* Begin *

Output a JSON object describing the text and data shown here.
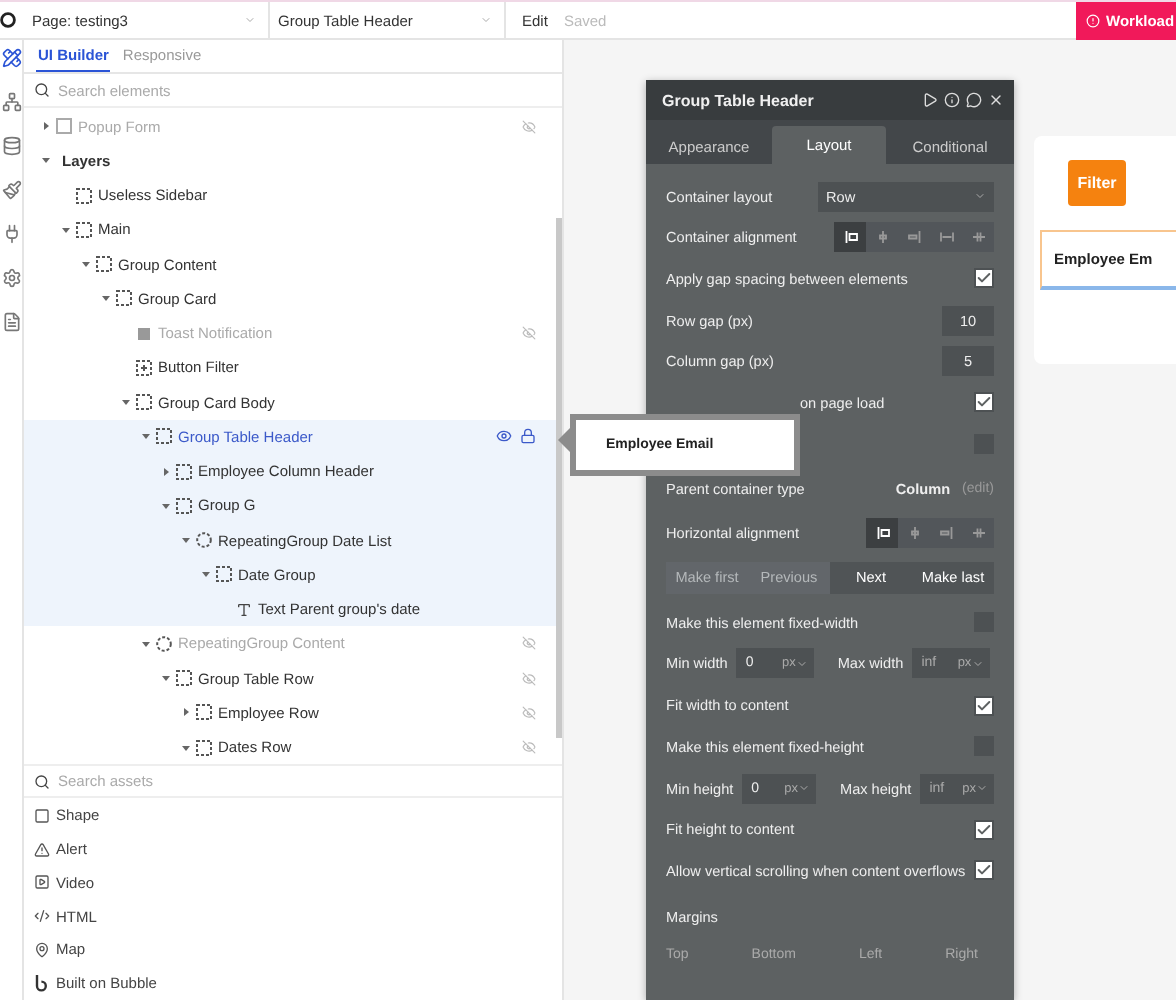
{
  "top_bar": {
    "page_select": "Page: testing3",
    "element_select": "Group Table Header",
    "edit": "Edit",
    "status": "Saved",
    "alert_button": "Workload"
  },
  "rail": [
    {
      "kind": "design",
      "selected": true
    },
    {
      "kind": "workflow",
      "selected": false
    },
    {
      "kind": "data",
      "selected": false
    },
    {
      "kind": "styles",
      "selected": false
    },
    {
      "kind": "plugins",
      "selected": false
    },
    {
      "kind": "settings",
      "selected": false
    },
    {
      "kind": "logs",
      "selected": false
    }
  ],
  "sidebar": {
    "tabs": [
      {
        "label": "UI Builder",
        "selected": true
      },
      {
        "label": "Responsive",
        "selected": false
      }
    ],
    "search": {
      "placeholder": "Search elements"
    },
    "tree": [
      {
        "label": "Popup Form",
        "kind": "popup",
        "selected": false,
        "dimmed": true,
        "hidden": true,
        "expanded": false
      },
      {
        "label": "Layers",
        "kind": "section",
        "selected": false,
        "dimmed": false,
        "hidden": false,
        "expanded": true,
        "children": [
          {
            "label": "Useless Sidebar",
            "kind": "group",
            "selected": false,
            "dimmed": false,
            "hidden": false
          },
          {
            "label": "Main",
            "kind": "group",
            "selected": false,
            "dimmed": false,
            "hidden": false,
            "expanded": true,
            "children": [
              {
                "label": "Group Content",
                "kind": "group",
                "selected": false,
                "dimmed": false,
                "hidden": false,
                "expanded": true,
                "children": [
                  {
                    "label": "Group Card",
                    "kind": "group",
                    "selected": false,
                    "dimmed": false,
                    "hidden": false,
                    "expanded": true,
                    "children": [
                      {
                        "label": "Toast Notification",
                        "kind": "element",
                        "selected": false,
                        "dimmed": true,
                        "hidden": true
                      },
                      {
                        "label": "Button Filter",
                        "kind": "button",
                        "selected": false,
                        "dimmed": false,
                        "hidden": false
                      },
                      {
                        "label": "Group Card Body",
                        "kind": "group",
                        "selected": false,
                        "dimmed": false,
                        "hidden": false,
                        "expanded": true,
                        "children": [
                          {
                            "label": "Group Table Header",
                            "kind": "group",
                            "selected": true,
                            "dimmed": false,
                            "hidden": false,
                            "expanded": true,
                            "children": [
                              {
                                "label": "Employee Column Header",
                                "kind": "group",
                                "selected": false,
                                "dimmed": false,
                                "hidden": false,
                                "expanded": false
                              },
                              {
                                "label": "Group G",
                                "kind": "group",
                                "selected": false,
                                "dimmed": false,
                                "hidden": false,
                                "expanded": true,
                                "children": [
                                  {
                                    "label": "RepeatingGroup Date List",
                                    "kind": "repeating",
                                    "selected": false,
                                    "dimmed": false,
                                    "hidden": false,
                                    "expanded": true,
                                    "children": [
                                      {
                                        "label": "Date Group",
                                        "kind": "group",
                                        "selected": false,
                                        "dimmed": false,
                                        "hidden": false,
                                        "expanded": true,
                                        "children": [
                                          {
                                            "label": "Text Parent group's date",
                                            "kind": "text",
                                            "selected": false,
                                            "dimmed": false,
                                            "hidden": false
                                          }
                                        ]
                                      }
                                    ]
                                  }
                                ]
                              }
                            ]
                          },
                          {
                            "label": "RepeatingGroup Content",
                            "kind": "repeating",
                            "selected": false,
                            "dimmed": true,
                            "hidden": true,
                            "expanded": true,
                            "children": [
                              {
                                "label": "Group Table Row",
                                "kind": "group",
                                "selected": false,
                                "dimmed": false,
                                "hidden": true,
                                "expanded": true,
                                "children": [
                                  {
                                    "label": "Employee Row",
                                    "kind": "group",
                                    "selected": false,
                                    "dimmed": false,
                                    "hidden": true,
                                    "expanded": false
                                  },
                                  {
                                    "label": "Dates Row",
                                    "kind": "group",
                                    "selected": false,
                                    "dimmed": false,
                                    "hidden": true,
                                    "expanded": true
                                  }
                                ]
                              }
                            ]
                          }
                        ]
                      }
                    ]
                  }
                ]
              }
            ]
          }
        ]
      }
    ],
    "asset_search": {
      "placeholder": "Search assets"
    },
    "assets": [
      {
        "label": "Shape",
        "kind": "shape"
      },
      {
        "label": "Alert",
        "kind": "alert"
      },
      {
        "label": "Video",
        "kind": "video"
      },
      {
        "label": "HTML",
        "kind": "html"
      },
      {
        "label": "Map",
        "kind": "map"
      },
      {
        "label": "Built on Bubble",
        "kind": "brand"
      }
    ]
  },
  "property_panel": {
    "title": "Group Table Header",
    "tabs": [
      {
        "label": "Appearance",
        "selected": false
      },
      {
        "label": "Layout",
        "selected": true
      },
      {
        "label": "Conditional",
        "selected": false
      }
    ],
    "rows": [
      {
        "kind": "select",
        "label": "Container layout",
        "value": "Row"
      },
      {
        "kind": "align",
        "label": "Container alignment",
        "options": [
          {
            "kind": "left",
            "selected": true
          },
          {
            "kind": "center",
            "selected": false
          },
          {
            "kind": "right",
            "selected": false
          },
          {
            "kind": "spread",
            "selected": false
          },
          {
            "kind": "middle",
            "selected": false
          }
        ]
      },
      {
        "kind": "check",
        "label": "Apply gap spacing between elements",
        "checked": true
      },
      {
        "kind": "number",
        "label": "Row gap (px)",
        "value": "10"
      },
      {
        "kind": "number",
        "label": "Column gap (px)",
        "value": "5"
      },
      {
        "kind": "covered_check",
        "label": "on page load",
        "checked": true
      },
      {
        "kind": "covered_check",
        "checked": false
      },
      {
        "kind": "info",
        "label": "Parent container type",
        "value": "Column",
        "link": "(edit)"
      },
      {
        "kind": "align",
        "label": "Horizontal alignment",
        "options": [
          {
            "kind": "left",
            "selected": true
          },
          {
            "kind": "center",
            "selected": false
          },
          {
            "kind": "right",
            "selected": false
          },
          {
            "kind": "middle",
            "selected": false
          }
        ]
      },
      {
        "kind": "buttons",
        "buttons": [
          {
            "label": "Make first",
            "disabled": true
          },
          {
            "label": "Previous",
            "disabled": true
          },
          {
            "label": "Next",
            "disabled": false
          },
          {
            "label": "Make last",
            "disabled": false
          }
        ]
      },
      {
        "kind": "check",
        "label": "Make this element fixed-width",
        "checked": false
      },
      {
        "kind": "range",
        "min_label": "Min width",
        "min_value": "0",
        "min_unit": "px",
        "max_label": "Max width",
        "max_placeholder": "inf",
        "max_unit": "px"
      },
      {
        "kind": "check",
        "label": "Fit width to content",
        "checked": true
      },
      {
        "kind": "check",
        "label": "Make this element fixed-height",
        "checked": false
      },
      {
        "kind": "range",
        "min_label": "Min height",
        "min_value": "0",
        "min_unit": "px",
        "max_label": "Max height",
        "max_placeholder": "inf",
        "max_unit": "px"
      },
      {
        "kind": "check",
        "label": "Fit height to content",
        "checked": true
      },
      {
        "kind": "check",
        "label": "Allow vertical scrolling when content overflows",
        "checked": true
      },
      {
        "kind": "section",
        "label": "Margins"
      },
      {
        "kind": "columns",
        "labels": [
          "Top",
          "Bottom",
          "Left",
          "Right"
        ]
      }
    ]
  },
  "canvas": {
    "filter_button": "Filter",
    "header_cell": "Employee Em",
    "preview": "Employee Email"
  }
}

* End *

Problem description: Set out every line from the material that contains the string "fixed".

Exercise solution:
        "label": "Make this element fixed-width",
        "label": "Make this element fixed-height",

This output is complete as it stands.